(Structured figure records)

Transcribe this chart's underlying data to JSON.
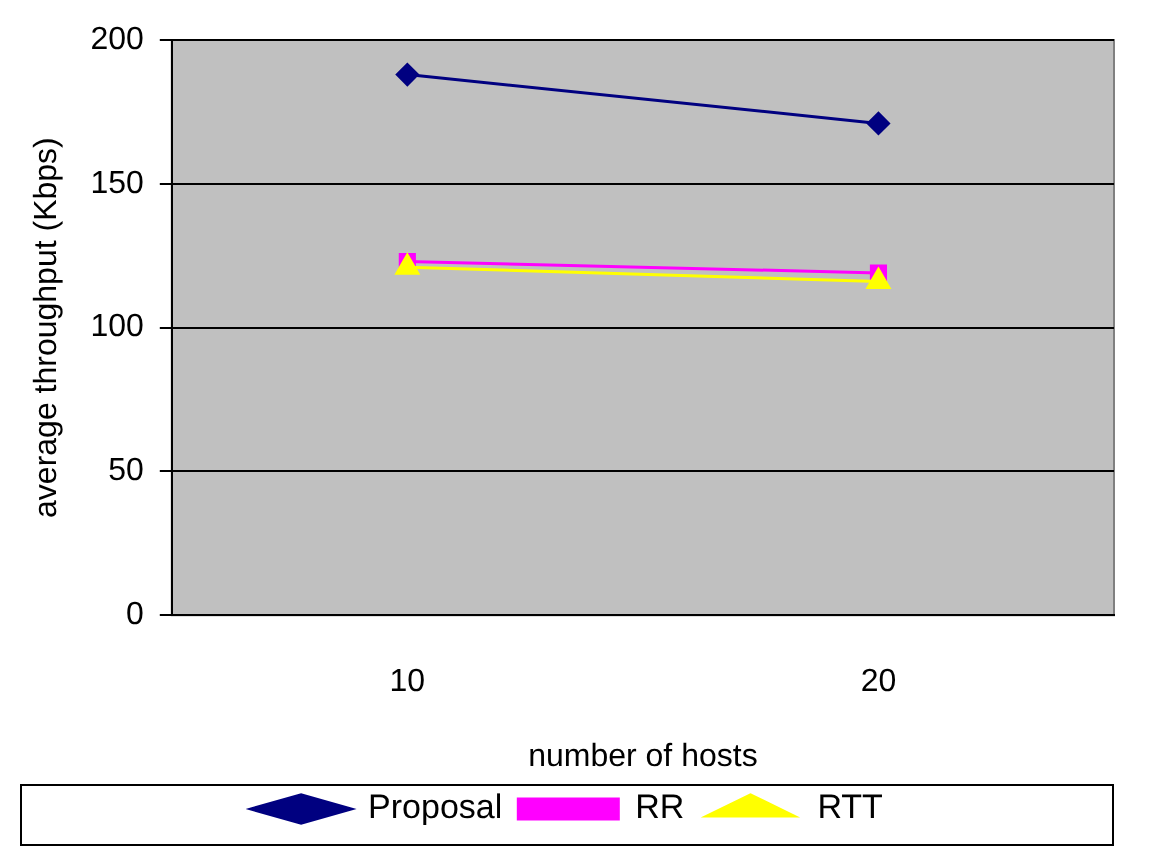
{
  "chart_data": {
    "type": "line",
    "xlabel": "number of hosts",
    "ylabel": "average throughput (Kbps)",
    "categories": [
      "10",
      "20"
    ],
    "series": [
      {
        "name": "Proposal",
        "color": "#000080",
        "marker": "diamond",
        "values": [
          188,
          171
        ]
      },
      {
        "name": "RR",
        "color": "#ff00ff",
        "marker": "square",
        "values": [
          123,
          119
        ]
      },
      {
        "name": "RTT",
        "color": "#ffff00",
        "marker": "triangle",
        "values": [
          121,
          116
        ]
      }
    ],
    "ylim": [
      0,
      200
    ],
    "yticks": [
      0,
      50,
      100,
      150,
      200
    ],
    "grid": "y",
    "legend": "bottom"
  }
}
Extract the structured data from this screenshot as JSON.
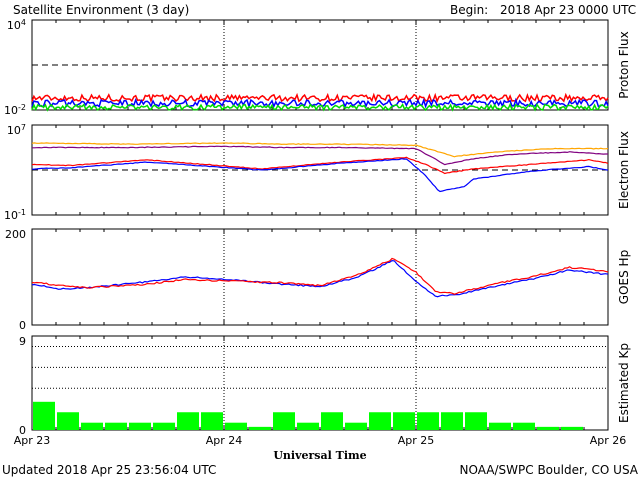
{
  "header": {
    "title": "Satellite Environment (3 day)",
    "begin_label": "Begin:",
    "begin_value": "2018 Apr 23 0000 UTC"
  },
  "footer": {
    "updated": "Updated 2018 Apr 25 23:56:04 UTC",
    "credit": "NOAA/SWPC Boulder, CO USA",
    "xlabel": "Universal Time"
  },
  "x_ticks": [
    "Apr 23",
    "Apr 24",
    "Apr 25",
    "Apr 26"
  ],
  "chart_data": [
    {
      "type": "line",
      "ylabel": "Proton Flux",
      "yscale": "log",
      "ylim_exp": [
        -2,
        4
      ],
      "ytick_labels": [
        {
          "base": "10",
          "exp": "4"
        },
        {
          "base": "10",
          "exp": "-2"
        }
      ],
      "threshold_exp": 1,
      "x_days": [
        0,
        3
      ],
      "series": [
        {
          "color": "#ff0000",
          "level_exp": -1.2,
          "noise": 0.22
        },
        {
          "color": "#0000ff",
          "level_exp": -1.55,
          "noise": 0.22
        },
        {
          "color": "#00dd00",
          "level_exp": -1.82,
          "noise": 0.18
        }
      ]
    },
    {
      "type": "line",
      "ylabel": "Electron Flux",
      "yscale": "log",
      "ylim_exp": [
        -1,
        7
      ],
      "ytick_labels": [
        {
          "base": "10",
          "exp": "7"
        },
        {
          "base": "10",
          "exp": "-1"
        }
      ],
      "threshold_exp": 3,
      "series": [
        {
          "color": "#ffa500",
          "x": [
            0,
            0.5,
            1,
            1.3,
            1.6,
            2,
            2.2,
            2.4,
            2.7,
            3
          ],
          "y_exp": [
            5.4,
            5.3,
            5.4,
            5.3,
            5.3,
            5.2,
            4.2,
            4.6,
            4.9,
            4.9
          ]
        },
        {
          "color": "#800080",
          "x": [
            0,
            0.5,
            1,
            1.3,
            1.6,
            2,
            2.15,
            2.3,
            2.5,
            2.8,
            3
          ],
          "y_exp": [
            5.0,
            5.0,
            5.1,
            5.0,
            5.0,
            4.9,
            3.5,
            4.0,
            4.4,
            4.6,
            4.4
          ]
        },
        {
          "color": "#ff0000",
          "x": [
            0,
            0.2,
            0.6,
            1.2,
            1.6,
            1.95,
            2.05,
            2.15,
            2.3,
            2.6,
            2.9,
            3
          ],
          "y_exp": [
            3.5,
            3.4,
            3.9,
            3.1,
            3.7,
            4.1,
            3.5,
            2.7,
            3.1,
            3.5,
            3.9,
            3.6
          ]
        },
        {
          "color": "#0000ff",
          "x": [
            0,
            0.2,
            0.6,
            1.2,
            1.6,
            1.95,
            2.05,
            2.12,
            2.25,
            2.3,
            2.6,
            2.9,
            3
          ],
          "y_exp": [
            3.1,
            3.2,
            3.7,
            3.0,
            3.6,
            4.0,
            2.5,
            1.1,
            1.5,
            2.2,
            2.9,
            3.3,
            3.0
          ]
        }
      ]
    },
    {
      "type": "line",
      "ylabel": "GOES Hp",
      "ylim": [
        0,
        200
      ],
      "ytick_labels": [
        "200",
        "0"
      ],
      "series": [
        {
          "color": "#0000ff",
          "x": [
            0,
            0.15,
            0.3,
            0.6,
            0.8,
            1.0,
            1.3,
            1.5,
            1.7,
            1.88,
            2.0,
            2.1,
            2.2,
            2.4,
            2.6,
            2.8,
            3.0
          ],
          "y": [
            85,
            75,
            78,
            90,
            100,
            95,
            85,
            80,
            100,
            135,
            90,
            60,
            62,
            80,
            95,
            115,
            105
          ]
        },
        {
          "color": "#ff0000",
          "x": [
            0,
            0.15,
            0.3,
            0.6,
            0.8,
            1.0,
            1.3,
            1.5,
            1.7,
            1.88,
            2.0,
            2.1,
            2.2,
            2.4,
            2.6,
            2.8,
            3.0
          ],
          "y": [
            90,
            82,
            78,
            85,
            95,
            92,
            88,
            82,
            105,
            138,
            110,
            70,
            65,
            85,
            100,
            120,
            112
          ]
        }
      ]
    },
    {
      "type": "bar",
      "ylabel": "Estimated Kp",
      "ylim": [
        0,
        9
      ],
      "ytick_labels": [
        "9",
        "0"
      ],
      "gridlines": [
        4,
        6,
        8
      ],
      "color": "#00ff00",
      "values": [
        2.7,
        1.7,
        0.7,
        0.7,
        0.7,
        0.7,
        1.7,
        1.7,
        0.7,
        0.3,
        1.7,
        0.7,
        1.7,
        0.7,
        1.7,
        1.7,
        1.7,
        1.7,
        1.7,
        0.7,
        0.7,
        0.3,
        0.3,
        0
      ]
    }
  ]
}
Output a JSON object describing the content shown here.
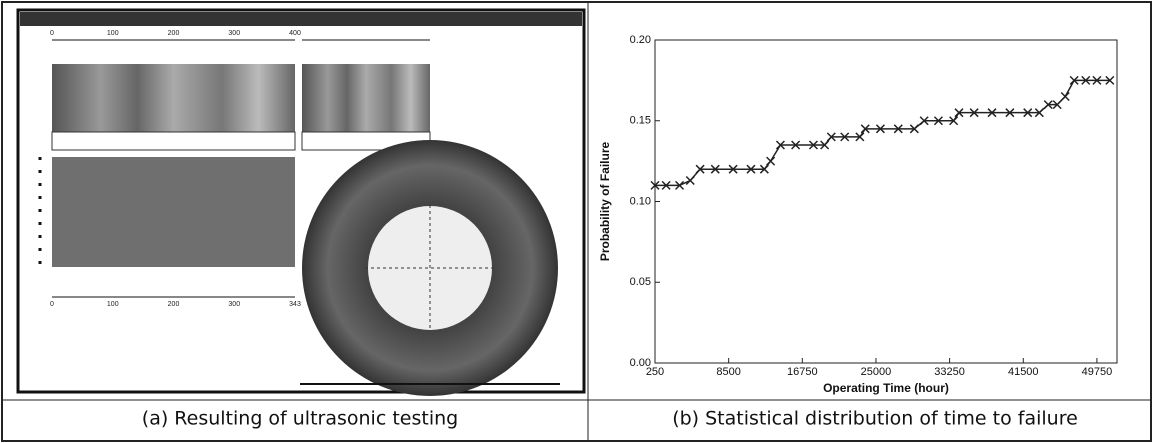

What to produce >> Copy out all lines where the word "marker" appears.

Answer to this task >>
        "marker": "diamond",
        "marker": "square",
        "marker": "triangle",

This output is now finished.